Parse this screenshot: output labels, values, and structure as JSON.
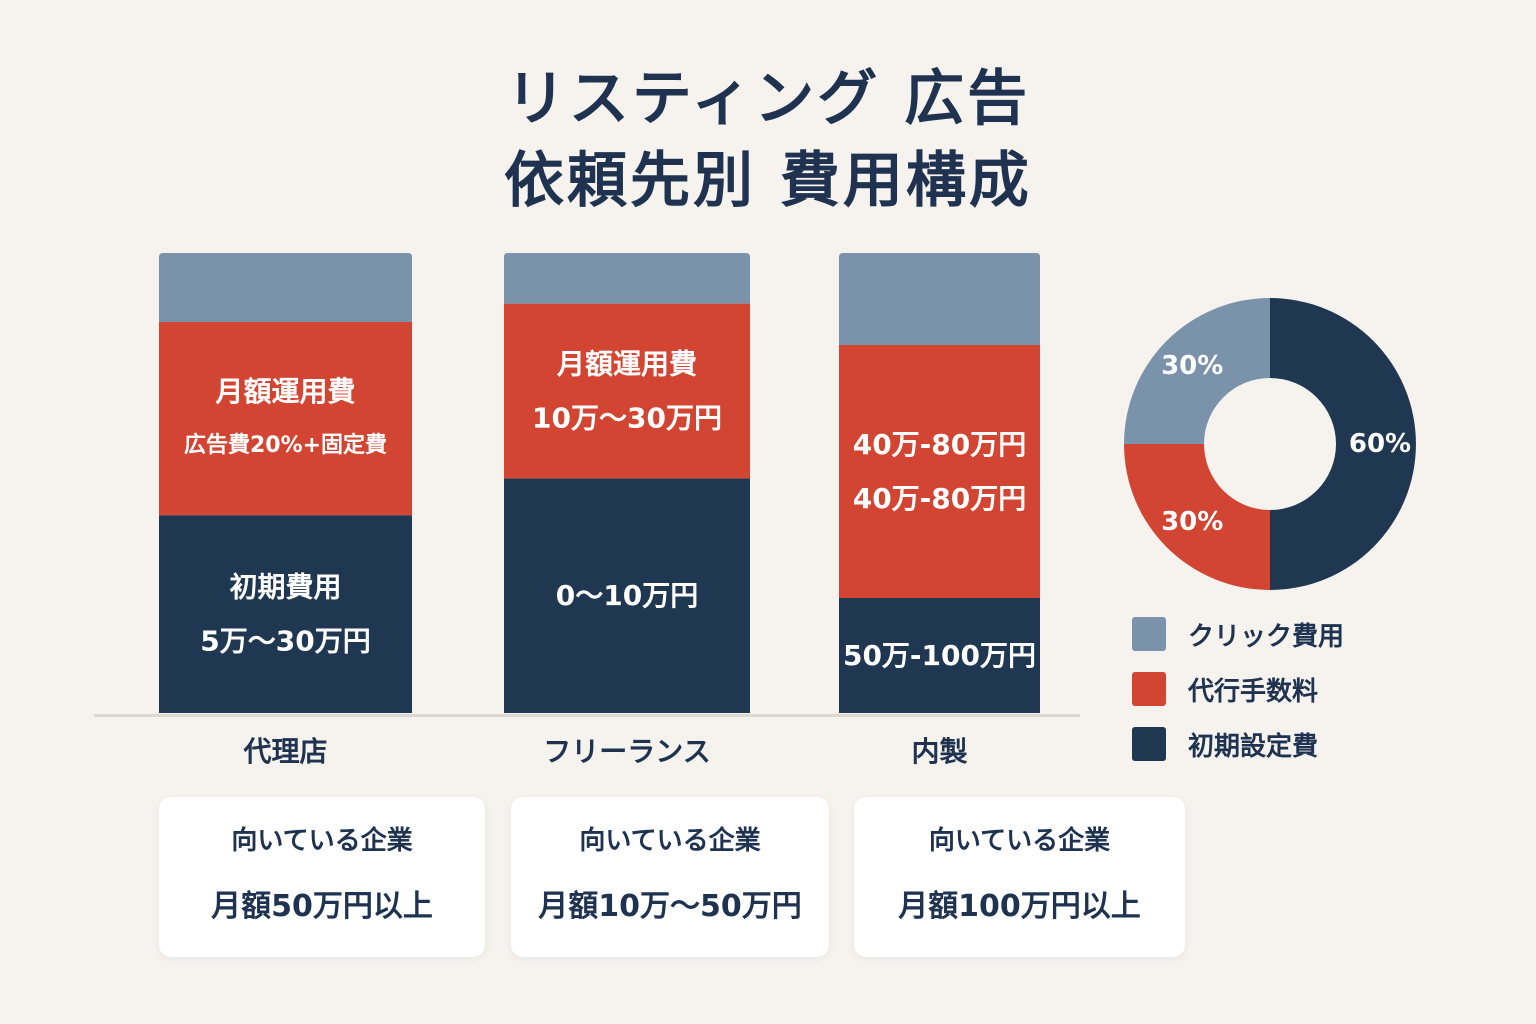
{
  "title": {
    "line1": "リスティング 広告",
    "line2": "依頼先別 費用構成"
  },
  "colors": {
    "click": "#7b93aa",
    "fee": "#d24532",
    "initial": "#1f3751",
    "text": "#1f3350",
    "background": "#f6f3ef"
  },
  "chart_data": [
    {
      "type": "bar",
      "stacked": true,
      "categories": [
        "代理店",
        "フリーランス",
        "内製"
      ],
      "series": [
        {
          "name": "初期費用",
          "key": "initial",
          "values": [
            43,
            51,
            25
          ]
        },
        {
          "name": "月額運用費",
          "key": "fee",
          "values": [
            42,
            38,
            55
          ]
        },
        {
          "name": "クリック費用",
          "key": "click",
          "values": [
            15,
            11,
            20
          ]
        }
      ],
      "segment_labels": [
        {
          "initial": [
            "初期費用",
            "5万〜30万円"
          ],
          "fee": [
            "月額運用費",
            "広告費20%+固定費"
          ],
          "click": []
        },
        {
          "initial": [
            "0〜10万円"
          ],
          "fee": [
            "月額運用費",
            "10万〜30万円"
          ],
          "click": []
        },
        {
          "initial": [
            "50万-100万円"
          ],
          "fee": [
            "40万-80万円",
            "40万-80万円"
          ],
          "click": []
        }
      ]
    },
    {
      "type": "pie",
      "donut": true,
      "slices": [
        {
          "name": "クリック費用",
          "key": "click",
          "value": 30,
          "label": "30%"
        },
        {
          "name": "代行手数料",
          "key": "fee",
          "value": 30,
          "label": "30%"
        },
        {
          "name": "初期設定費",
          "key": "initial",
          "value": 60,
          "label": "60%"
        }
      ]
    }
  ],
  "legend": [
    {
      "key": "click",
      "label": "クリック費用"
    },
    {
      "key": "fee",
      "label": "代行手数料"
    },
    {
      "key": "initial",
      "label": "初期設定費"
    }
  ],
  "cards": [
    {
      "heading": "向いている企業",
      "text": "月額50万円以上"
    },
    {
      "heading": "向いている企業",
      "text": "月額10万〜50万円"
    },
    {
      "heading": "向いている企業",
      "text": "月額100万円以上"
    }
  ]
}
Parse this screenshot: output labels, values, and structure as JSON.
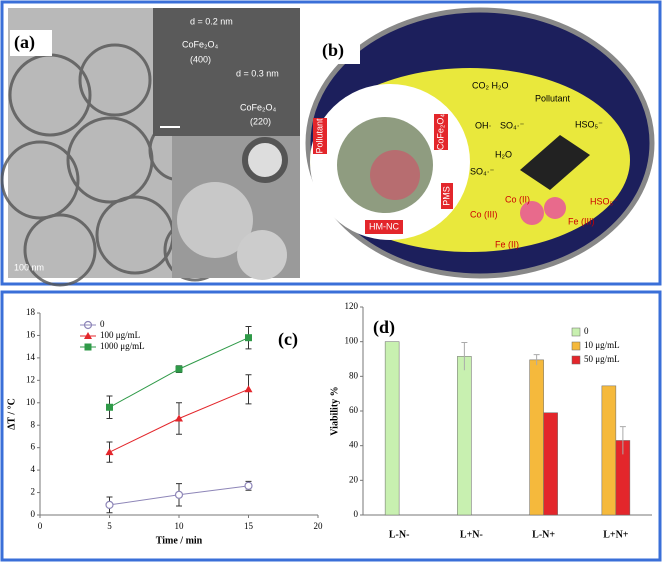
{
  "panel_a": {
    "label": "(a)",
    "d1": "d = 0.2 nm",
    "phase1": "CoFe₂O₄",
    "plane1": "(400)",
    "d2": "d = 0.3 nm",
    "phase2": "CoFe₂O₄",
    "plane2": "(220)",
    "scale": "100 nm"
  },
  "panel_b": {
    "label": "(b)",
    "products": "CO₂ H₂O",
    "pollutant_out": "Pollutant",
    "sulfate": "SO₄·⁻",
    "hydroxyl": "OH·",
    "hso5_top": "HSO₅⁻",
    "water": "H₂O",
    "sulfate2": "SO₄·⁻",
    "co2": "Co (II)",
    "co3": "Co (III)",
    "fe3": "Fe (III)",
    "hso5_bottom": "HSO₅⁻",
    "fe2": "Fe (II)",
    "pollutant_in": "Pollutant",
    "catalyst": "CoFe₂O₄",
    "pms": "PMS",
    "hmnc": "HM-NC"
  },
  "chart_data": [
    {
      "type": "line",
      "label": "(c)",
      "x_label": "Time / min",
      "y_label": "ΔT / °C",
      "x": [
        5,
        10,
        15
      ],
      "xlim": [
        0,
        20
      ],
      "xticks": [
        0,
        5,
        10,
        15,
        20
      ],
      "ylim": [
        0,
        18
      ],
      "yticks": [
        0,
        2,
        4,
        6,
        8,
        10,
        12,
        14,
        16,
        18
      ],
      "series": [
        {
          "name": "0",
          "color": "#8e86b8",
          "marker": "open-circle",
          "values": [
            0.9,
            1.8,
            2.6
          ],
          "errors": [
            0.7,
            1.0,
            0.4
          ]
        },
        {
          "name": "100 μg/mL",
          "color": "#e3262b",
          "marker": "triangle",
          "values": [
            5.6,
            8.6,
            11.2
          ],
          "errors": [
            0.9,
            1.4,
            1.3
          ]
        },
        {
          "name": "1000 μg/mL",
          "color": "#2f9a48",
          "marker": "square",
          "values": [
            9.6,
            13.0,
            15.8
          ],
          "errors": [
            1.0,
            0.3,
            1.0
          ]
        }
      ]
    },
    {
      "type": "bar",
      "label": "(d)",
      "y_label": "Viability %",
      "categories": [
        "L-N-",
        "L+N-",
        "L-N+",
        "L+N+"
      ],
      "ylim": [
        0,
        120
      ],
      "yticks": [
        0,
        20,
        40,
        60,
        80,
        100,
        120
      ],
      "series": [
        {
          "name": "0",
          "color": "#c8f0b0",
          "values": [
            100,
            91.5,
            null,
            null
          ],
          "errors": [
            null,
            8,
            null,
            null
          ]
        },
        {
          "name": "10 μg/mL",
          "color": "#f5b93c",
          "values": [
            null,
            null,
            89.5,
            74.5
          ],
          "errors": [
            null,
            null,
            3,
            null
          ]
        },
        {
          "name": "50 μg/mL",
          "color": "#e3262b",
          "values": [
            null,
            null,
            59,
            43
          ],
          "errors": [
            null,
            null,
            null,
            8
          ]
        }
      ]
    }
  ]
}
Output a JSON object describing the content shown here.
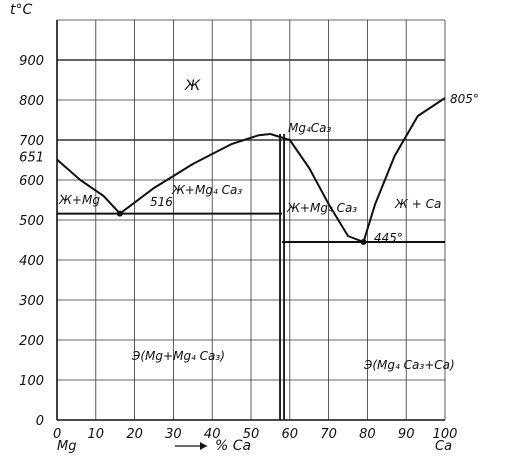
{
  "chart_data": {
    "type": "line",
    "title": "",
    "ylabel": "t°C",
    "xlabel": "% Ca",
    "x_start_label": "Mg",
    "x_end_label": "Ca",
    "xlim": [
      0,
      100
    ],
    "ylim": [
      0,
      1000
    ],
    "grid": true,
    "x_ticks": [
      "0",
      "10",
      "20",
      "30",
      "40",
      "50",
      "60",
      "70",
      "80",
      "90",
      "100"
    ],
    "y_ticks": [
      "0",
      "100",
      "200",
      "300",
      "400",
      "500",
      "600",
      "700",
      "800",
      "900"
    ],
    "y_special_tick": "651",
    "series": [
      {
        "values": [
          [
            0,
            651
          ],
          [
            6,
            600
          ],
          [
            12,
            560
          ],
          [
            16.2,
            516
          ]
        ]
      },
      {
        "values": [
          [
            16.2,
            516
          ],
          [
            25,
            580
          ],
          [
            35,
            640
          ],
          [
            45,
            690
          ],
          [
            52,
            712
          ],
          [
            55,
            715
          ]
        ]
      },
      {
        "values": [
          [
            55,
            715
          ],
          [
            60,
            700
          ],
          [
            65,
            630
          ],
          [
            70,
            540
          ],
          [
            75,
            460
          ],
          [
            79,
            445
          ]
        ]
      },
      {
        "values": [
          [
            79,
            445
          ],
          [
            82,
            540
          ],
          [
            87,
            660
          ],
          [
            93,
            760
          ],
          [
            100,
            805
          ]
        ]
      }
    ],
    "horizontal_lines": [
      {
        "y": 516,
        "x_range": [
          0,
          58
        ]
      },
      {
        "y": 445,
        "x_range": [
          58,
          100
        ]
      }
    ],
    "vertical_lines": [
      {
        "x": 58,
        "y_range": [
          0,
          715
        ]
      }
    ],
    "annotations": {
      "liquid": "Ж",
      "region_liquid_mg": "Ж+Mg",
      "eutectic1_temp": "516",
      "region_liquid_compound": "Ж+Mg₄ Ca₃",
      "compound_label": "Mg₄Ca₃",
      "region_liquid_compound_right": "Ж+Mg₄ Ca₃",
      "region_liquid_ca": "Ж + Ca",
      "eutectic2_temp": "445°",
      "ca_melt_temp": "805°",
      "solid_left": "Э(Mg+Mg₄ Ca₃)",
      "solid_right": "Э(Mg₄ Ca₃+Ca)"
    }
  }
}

---

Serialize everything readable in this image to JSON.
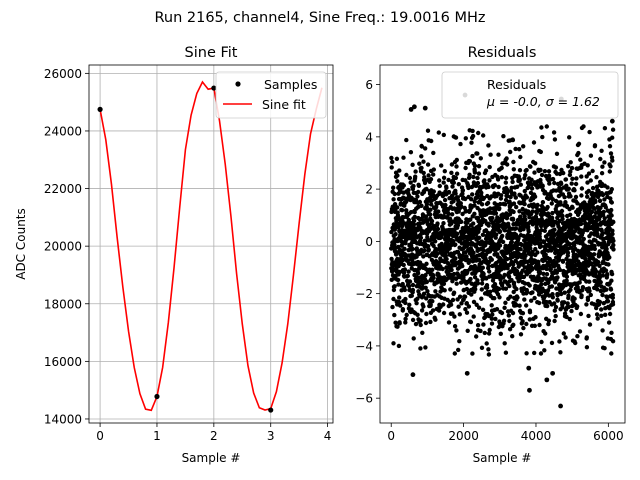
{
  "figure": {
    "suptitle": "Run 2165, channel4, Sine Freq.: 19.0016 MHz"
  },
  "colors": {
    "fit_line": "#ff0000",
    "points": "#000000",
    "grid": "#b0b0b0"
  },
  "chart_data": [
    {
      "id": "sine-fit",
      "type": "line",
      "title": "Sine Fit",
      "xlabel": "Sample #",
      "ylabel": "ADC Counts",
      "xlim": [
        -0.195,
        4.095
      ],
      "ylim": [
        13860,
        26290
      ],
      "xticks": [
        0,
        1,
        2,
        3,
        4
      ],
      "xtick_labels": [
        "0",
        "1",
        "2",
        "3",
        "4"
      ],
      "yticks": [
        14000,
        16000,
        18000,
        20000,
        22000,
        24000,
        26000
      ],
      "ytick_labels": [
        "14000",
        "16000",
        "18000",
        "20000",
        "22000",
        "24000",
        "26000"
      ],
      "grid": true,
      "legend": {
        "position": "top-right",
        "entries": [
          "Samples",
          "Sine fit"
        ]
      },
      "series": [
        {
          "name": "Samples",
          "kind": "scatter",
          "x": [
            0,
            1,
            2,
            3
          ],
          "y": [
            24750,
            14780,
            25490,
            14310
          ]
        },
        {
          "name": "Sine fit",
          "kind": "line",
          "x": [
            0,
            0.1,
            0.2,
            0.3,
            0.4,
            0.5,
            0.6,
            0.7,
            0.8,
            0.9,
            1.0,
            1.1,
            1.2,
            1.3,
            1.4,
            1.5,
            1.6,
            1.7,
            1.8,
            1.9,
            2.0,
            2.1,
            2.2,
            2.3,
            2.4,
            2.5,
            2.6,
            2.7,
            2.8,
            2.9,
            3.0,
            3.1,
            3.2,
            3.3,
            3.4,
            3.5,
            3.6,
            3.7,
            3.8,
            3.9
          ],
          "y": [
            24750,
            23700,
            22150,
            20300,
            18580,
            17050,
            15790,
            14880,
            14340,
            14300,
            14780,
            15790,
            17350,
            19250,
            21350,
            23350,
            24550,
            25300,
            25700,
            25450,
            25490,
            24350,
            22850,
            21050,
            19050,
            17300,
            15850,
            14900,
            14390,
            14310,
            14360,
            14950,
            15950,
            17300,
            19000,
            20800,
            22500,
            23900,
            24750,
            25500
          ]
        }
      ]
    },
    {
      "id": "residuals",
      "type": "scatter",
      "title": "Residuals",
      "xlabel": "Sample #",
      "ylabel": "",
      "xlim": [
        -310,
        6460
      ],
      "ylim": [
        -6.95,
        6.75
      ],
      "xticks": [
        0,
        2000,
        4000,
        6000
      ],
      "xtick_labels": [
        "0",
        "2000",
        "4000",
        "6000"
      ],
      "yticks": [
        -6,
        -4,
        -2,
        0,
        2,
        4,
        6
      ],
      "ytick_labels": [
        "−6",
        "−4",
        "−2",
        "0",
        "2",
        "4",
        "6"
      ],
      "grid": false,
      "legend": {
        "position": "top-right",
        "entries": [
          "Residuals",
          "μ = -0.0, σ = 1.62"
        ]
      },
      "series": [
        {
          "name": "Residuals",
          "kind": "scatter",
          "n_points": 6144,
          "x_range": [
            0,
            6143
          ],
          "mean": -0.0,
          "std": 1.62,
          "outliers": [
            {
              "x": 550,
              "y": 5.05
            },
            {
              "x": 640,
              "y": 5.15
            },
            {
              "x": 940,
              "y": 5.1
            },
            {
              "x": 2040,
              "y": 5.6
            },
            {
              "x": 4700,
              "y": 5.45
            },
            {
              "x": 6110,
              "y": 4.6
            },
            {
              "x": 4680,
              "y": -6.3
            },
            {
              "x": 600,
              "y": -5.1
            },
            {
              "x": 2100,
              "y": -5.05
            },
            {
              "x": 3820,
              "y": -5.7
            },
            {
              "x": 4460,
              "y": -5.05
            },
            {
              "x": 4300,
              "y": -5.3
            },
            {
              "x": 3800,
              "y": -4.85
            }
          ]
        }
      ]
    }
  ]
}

* * *

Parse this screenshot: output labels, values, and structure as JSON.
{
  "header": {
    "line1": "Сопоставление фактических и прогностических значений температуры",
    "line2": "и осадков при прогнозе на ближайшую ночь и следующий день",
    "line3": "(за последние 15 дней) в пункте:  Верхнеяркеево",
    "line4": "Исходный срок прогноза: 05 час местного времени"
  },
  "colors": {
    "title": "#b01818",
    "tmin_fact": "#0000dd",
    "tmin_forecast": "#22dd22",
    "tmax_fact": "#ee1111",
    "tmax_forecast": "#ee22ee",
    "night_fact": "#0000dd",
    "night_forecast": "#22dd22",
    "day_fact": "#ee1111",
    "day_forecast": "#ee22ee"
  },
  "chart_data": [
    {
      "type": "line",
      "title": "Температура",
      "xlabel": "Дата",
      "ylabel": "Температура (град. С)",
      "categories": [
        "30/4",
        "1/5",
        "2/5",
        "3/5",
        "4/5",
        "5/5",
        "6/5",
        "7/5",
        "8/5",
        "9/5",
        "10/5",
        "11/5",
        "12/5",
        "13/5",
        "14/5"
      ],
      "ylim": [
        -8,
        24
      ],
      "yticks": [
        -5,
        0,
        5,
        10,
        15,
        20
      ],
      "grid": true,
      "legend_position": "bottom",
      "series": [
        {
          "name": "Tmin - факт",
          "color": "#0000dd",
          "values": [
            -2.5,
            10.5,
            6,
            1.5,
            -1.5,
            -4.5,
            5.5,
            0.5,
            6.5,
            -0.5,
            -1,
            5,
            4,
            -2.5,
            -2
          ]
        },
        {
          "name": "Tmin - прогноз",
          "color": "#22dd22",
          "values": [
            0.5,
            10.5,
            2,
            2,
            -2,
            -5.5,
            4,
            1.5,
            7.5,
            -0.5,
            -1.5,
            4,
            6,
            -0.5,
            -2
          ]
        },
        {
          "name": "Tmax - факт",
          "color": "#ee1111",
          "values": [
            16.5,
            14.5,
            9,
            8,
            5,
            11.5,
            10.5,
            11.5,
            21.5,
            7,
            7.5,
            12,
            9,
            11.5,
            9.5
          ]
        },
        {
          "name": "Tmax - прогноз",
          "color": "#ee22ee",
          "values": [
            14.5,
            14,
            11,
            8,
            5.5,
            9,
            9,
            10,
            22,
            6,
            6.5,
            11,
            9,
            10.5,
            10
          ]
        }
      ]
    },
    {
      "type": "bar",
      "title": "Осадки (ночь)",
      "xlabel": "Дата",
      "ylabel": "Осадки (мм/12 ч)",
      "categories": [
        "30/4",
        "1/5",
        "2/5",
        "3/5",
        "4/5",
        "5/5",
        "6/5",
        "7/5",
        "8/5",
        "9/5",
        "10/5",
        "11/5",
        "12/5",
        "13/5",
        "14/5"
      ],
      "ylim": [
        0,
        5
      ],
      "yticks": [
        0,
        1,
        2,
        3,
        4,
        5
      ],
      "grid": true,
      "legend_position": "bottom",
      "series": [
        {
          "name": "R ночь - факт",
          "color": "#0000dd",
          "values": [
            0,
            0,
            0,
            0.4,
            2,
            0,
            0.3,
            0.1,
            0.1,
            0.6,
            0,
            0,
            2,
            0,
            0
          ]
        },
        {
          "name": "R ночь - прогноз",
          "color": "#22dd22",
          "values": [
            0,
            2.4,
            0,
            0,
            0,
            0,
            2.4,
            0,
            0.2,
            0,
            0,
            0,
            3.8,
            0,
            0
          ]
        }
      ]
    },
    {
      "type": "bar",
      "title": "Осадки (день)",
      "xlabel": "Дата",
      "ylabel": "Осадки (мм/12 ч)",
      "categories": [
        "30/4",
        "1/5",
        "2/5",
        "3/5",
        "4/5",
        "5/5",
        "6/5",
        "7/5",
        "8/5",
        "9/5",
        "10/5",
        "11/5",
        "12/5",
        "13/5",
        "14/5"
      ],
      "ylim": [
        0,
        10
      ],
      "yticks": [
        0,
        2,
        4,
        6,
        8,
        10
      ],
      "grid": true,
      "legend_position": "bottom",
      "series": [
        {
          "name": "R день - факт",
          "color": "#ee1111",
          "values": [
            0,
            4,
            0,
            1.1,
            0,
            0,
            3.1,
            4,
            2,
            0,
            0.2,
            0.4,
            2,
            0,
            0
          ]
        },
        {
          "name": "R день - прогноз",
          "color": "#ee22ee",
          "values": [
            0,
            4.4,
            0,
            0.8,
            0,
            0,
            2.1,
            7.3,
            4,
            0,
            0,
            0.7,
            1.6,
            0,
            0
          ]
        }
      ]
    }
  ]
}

→ Task requirements: Which lines include the word "text"? Copy every one of them.

→ Solution for this exercise:
    "text": "#1f3350",
      "text": "月額50万円以上"
      "text": "月額10万〜50万円"
      "text": "月額100万円以上"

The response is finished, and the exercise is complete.